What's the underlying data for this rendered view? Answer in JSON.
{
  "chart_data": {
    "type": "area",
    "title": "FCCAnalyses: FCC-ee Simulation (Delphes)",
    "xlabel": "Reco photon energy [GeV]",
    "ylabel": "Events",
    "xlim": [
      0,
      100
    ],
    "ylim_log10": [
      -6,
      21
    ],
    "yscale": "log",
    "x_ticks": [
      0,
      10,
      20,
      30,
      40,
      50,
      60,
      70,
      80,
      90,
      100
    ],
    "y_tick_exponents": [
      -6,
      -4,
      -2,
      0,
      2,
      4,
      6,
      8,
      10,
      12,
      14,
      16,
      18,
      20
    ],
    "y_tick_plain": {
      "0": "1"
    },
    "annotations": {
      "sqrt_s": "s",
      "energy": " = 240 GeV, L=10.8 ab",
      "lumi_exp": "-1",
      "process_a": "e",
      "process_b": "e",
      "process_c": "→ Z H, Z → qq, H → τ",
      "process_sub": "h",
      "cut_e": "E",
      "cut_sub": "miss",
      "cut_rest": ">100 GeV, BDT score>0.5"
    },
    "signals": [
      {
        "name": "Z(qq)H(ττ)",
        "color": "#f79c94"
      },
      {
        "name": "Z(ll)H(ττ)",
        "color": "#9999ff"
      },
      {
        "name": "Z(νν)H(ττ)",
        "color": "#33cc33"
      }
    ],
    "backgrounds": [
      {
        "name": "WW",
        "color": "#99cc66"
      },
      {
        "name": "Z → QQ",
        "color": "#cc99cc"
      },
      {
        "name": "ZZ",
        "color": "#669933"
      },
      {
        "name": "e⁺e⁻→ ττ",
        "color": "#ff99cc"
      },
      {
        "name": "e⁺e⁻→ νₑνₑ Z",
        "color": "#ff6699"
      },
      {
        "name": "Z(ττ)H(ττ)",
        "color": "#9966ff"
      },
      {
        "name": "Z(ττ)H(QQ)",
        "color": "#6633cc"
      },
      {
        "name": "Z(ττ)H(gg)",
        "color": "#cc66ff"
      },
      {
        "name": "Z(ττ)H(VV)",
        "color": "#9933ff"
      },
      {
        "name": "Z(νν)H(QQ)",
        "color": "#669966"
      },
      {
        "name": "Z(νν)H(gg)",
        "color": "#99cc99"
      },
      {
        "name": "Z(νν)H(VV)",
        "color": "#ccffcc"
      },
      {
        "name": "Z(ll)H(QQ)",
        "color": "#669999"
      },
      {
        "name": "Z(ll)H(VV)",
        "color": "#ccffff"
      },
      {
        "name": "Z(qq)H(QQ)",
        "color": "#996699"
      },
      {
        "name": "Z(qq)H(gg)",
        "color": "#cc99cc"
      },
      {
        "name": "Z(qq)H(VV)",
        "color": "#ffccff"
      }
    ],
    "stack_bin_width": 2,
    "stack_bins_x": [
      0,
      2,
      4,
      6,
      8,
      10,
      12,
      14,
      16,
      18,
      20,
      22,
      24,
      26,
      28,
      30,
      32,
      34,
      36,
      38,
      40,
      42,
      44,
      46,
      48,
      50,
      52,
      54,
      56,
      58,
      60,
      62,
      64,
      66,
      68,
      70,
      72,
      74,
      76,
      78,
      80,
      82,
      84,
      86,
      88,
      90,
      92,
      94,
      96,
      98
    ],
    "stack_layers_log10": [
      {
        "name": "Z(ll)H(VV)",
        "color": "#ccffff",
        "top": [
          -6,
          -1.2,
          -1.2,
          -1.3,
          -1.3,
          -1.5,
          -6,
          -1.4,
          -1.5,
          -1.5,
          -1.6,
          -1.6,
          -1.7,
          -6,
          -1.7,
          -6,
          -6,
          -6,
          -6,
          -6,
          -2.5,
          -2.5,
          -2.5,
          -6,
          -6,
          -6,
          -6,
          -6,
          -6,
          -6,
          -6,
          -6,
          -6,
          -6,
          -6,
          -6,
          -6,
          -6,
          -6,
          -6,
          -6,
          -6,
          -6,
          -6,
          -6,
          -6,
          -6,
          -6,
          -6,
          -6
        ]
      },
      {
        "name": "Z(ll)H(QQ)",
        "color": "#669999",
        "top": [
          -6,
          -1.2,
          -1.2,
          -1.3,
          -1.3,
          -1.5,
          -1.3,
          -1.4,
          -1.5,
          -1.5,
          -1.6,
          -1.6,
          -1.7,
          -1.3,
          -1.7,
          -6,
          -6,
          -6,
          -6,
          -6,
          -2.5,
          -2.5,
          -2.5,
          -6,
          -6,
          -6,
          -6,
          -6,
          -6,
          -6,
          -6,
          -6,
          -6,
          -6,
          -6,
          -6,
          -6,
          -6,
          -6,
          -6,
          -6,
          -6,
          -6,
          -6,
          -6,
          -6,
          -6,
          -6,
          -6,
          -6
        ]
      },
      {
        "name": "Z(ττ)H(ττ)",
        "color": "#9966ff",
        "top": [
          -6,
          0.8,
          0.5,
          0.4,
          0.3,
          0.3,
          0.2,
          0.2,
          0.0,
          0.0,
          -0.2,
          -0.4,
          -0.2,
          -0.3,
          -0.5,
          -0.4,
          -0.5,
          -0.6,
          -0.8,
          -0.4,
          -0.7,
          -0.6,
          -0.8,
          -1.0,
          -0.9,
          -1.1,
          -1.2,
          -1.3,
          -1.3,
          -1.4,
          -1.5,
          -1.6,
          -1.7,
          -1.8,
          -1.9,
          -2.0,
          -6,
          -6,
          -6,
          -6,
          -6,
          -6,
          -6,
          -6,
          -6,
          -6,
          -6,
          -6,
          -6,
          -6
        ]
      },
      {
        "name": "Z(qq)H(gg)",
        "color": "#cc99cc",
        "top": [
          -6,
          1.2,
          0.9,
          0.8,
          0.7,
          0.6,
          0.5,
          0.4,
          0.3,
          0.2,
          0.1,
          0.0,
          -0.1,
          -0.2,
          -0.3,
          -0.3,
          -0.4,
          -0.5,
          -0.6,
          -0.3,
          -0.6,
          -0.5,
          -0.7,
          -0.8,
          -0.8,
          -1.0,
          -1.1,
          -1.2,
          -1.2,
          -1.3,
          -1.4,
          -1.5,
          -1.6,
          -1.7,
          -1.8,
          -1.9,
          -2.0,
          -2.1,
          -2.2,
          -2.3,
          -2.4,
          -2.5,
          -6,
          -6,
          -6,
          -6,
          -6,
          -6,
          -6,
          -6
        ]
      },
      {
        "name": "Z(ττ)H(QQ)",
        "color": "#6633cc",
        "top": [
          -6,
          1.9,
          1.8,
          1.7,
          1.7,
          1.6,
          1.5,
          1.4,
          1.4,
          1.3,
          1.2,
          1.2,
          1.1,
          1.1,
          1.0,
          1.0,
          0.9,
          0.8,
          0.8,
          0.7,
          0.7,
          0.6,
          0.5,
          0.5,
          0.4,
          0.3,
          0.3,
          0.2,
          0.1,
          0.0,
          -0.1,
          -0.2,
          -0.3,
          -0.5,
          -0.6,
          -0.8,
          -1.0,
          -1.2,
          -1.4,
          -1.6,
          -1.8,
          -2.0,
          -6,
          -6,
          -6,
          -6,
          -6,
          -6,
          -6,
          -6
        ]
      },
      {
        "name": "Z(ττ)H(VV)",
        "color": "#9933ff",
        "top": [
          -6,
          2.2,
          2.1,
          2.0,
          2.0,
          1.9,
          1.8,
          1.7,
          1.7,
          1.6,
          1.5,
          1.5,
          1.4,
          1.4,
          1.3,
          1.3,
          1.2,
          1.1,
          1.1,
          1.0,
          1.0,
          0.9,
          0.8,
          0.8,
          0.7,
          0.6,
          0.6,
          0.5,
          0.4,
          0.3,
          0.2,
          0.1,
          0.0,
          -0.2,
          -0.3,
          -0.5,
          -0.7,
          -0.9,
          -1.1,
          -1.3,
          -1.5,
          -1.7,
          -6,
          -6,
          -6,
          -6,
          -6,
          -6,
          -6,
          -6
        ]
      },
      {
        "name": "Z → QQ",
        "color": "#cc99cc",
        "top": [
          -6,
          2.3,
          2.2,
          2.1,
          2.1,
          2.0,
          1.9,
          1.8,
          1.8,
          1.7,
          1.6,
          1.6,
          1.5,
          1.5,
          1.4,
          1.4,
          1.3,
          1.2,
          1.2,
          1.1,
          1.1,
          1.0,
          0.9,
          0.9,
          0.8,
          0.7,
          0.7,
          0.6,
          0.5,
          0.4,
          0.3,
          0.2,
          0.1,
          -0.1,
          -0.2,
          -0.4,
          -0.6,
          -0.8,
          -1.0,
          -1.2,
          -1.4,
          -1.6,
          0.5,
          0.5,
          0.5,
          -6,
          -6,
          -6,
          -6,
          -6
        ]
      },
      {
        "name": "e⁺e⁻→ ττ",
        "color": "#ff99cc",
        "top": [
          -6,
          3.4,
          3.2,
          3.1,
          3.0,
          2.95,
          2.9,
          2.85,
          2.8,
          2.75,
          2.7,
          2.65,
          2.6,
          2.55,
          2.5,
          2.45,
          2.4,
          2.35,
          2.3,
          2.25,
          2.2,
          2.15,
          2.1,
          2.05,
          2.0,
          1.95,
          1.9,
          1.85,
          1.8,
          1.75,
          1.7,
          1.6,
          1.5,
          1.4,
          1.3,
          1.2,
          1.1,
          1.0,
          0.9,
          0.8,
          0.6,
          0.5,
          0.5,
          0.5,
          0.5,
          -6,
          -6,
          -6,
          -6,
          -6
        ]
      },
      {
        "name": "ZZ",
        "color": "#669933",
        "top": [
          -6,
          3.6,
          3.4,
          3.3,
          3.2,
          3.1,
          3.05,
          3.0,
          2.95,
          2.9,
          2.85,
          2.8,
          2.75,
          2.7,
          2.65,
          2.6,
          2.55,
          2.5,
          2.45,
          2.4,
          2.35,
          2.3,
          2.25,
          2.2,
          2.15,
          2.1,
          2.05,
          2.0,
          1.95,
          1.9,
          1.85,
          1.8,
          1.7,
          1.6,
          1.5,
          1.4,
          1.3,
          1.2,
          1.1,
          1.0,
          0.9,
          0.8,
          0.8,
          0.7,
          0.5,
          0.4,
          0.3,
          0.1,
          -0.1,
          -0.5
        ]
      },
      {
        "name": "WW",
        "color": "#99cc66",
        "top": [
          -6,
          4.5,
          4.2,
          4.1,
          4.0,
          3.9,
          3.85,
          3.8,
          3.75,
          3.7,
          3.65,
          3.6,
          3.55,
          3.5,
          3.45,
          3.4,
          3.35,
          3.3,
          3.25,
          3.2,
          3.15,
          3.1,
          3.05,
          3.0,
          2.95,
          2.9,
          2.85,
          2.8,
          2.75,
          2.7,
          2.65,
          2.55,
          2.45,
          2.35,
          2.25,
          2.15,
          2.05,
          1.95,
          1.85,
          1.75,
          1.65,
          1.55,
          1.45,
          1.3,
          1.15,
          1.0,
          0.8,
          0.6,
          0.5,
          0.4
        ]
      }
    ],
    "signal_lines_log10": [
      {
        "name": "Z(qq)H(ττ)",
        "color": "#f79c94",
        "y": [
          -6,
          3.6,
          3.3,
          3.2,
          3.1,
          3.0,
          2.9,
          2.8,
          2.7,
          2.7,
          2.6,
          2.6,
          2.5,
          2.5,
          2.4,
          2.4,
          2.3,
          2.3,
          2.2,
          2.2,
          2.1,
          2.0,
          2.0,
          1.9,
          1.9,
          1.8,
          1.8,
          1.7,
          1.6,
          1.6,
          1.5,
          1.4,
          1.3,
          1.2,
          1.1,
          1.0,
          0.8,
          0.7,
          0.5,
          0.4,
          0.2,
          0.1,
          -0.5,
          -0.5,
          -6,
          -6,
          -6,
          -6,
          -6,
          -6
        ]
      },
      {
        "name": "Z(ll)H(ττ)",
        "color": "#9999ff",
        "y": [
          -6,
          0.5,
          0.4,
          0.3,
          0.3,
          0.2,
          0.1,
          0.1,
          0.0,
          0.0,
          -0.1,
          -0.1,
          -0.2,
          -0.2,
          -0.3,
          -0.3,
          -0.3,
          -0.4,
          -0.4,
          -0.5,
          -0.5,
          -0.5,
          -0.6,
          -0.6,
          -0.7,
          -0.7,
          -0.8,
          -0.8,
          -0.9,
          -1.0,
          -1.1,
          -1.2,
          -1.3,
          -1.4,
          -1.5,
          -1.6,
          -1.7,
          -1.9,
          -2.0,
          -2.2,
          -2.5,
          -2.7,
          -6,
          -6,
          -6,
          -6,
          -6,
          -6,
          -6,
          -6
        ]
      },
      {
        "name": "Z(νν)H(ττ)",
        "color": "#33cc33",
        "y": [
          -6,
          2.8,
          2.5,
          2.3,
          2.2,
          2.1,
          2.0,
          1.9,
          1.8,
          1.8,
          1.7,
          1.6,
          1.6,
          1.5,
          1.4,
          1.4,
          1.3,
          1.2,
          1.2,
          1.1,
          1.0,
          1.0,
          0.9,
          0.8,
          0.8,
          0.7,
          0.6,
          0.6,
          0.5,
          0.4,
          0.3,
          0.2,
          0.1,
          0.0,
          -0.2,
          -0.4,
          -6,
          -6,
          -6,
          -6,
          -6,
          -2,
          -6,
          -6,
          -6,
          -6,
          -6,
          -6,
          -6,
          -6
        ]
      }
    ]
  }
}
▬▬▬
Task directions - Return only those lines of the records that contain the string "energy".

Response below -
    "xlabel": "Reco photon energy [GeV]",
      "energy": " = 240 GeV, L=10.8 ab",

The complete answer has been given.